■ **What needs to be done**:
From the entries below, extract every line that includes the word "Table".

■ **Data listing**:
+ + + + +

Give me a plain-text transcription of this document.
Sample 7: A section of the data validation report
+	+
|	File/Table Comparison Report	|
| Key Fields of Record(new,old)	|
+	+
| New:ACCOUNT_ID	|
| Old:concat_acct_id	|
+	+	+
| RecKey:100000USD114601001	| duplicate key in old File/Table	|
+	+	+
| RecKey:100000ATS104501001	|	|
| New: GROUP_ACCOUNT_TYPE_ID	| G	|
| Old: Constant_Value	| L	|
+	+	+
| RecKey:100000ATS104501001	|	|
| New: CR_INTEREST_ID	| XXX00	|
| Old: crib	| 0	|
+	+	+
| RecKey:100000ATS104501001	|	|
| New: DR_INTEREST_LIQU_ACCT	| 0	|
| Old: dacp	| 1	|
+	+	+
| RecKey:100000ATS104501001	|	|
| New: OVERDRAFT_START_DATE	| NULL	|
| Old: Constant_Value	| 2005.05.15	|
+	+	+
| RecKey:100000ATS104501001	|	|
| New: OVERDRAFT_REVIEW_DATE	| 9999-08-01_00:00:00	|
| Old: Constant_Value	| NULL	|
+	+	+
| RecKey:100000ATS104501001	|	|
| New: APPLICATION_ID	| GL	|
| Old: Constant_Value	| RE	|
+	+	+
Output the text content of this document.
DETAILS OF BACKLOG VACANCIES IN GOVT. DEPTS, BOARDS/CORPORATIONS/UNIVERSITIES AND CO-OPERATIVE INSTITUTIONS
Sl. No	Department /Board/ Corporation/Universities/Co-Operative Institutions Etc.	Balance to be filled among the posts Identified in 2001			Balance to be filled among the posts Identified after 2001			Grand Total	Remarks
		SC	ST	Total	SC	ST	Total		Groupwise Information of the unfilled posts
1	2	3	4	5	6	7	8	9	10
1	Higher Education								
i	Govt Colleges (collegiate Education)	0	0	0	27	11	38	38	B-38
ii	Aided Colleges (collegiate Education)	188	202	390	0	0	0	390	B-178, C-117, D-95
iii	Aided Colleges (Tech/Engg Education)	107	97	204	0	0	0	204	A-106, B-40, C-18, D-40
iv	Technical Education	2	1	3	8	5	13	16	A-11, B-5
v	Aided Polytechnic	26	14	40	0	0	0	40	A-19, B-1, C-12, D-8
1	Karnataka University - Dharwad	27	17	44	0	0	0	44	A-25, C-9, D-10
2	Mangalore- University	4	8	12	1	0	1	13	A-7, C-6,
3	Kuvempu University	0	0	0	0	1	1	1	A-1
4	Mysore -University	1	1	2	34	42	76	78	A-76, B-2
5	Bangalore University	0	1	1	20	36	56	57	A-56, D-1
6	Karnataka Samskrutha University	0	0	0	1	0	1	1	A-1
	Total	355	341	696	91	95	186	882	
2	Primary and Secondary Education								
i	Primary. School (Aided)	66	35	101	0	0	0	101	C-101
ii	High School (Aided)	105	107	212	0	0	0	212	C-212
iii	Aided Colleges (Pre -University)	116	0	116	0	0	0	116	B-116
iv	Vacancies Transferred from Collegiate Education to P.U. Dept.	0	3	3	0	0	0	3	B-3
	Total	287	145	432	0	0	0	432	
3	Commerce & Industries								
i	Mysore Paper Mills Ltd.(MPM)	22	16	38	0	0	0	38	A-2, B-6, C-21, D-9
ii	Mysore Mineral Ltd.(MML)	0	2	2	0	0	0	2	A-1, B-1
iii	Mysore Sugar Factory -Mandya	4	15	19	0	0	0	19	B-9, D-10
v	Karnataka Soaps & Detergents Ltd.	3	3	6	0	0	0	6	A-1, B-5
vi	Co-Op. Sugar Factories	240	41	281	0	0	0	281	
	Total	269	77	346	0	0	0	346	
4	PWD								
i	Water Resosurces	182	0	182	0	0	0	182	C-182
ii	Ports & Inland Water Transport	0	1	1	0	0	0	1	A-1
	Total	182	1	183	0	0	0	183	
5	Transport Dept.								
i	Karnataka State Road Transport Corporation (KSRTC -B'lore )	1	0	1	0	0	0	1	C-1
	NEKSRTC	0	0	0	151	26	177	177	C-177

+ + + + +

■ **Solution for this task**:
|	File/Table Comparison Report	|
| RecKey:100000USD114601001	| duplicate key in old File/Table	|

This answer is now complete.